— What is needed —
Leave out the pictures and restate the rest of the data exactly.

— Data shown —
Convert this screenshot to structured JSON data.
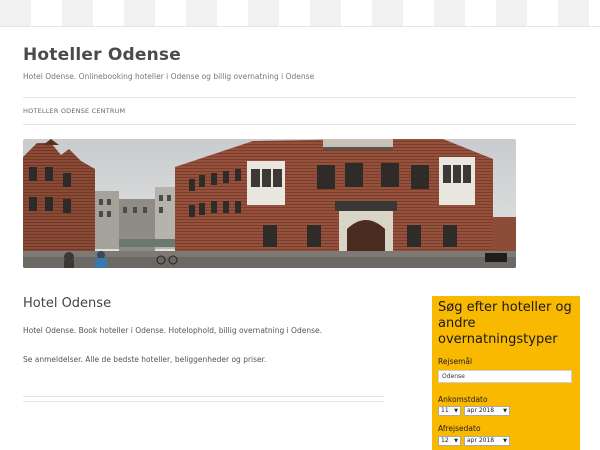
{
  "site": {
    "title": "Hoteller Odense",
    "description": "Hotel Odense. Onlinebooking hoteller i Odense og billig overnatning i Odense"
  },
  "nav": {
    "items": [
      "HOTELLER ODENSE CENTRUM"
    ]
  },
  "main": {
    "heading": "Hotel Odense",
    "paragraph1": "Hotel Odense. Book hoteller i Odense. Hotelophold, billig overnatning i Odense.",
    "paragraph2": "Se anmeldelser. Alle de bedste hoteller, beliggenheder og priser."
  },
  "widget": {
    "title": "Søg efter hoteller og andre overnatningstyper",
    "destination_label": "Rejsemål",
    "destination_value": "Odense",
    "checkin_label": "Ankomstdato",
    "checkin_day": "11",
    "checkin_month": "apr 2018",
    "checkout_label": "Afrejsedato",
    "checkout_day": "12",
    "checkout_month": "apr 2018"
  },
  "colors": {
    "widget_bg": "#f8b900",
    "title_text": "#4b4b4b"
  }
}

— Output for this task —
Convert this screenshot to structured JSON data.
{
  "site": {
    "title": "Hoteller Odense",
    "description": "Hotel Odense. Onlinebooking hoteller i Odense og billig overnatning i Odense"
  },
  "nav": {
    "items": [
      "HOTELLER ODENSE CENTRUM"
    ]
  },
  "main": {
    "heading": "Hotel Odense",
    "paragraph1": "Hotel Odense. Book hoteller i Odense. Hotelophold, billig overnatning i Odense.",
    "paragraph2": "Se anmeldelser. Alle de bedste hoteller, beliggenheder og priser."
  },
  "widget": {
    "title": "Søg efter hoteller og andre overnatningstyper",
    "destination_label": "Rejsemål",
    "destination_value": "Odense",
    "checkin_label": "Ankomstdato",
    "checkin_day": "11",
    "checkin_month": "apr 2018",
    "checkout_label": "Afrejsedato",
    "checkout_day": "12",
    "checkout_month": "apr 2018"
  },
  "colors": {
    "widget_bg": "#f8b900",
    "title_text": "#4b4b4b"
  }
}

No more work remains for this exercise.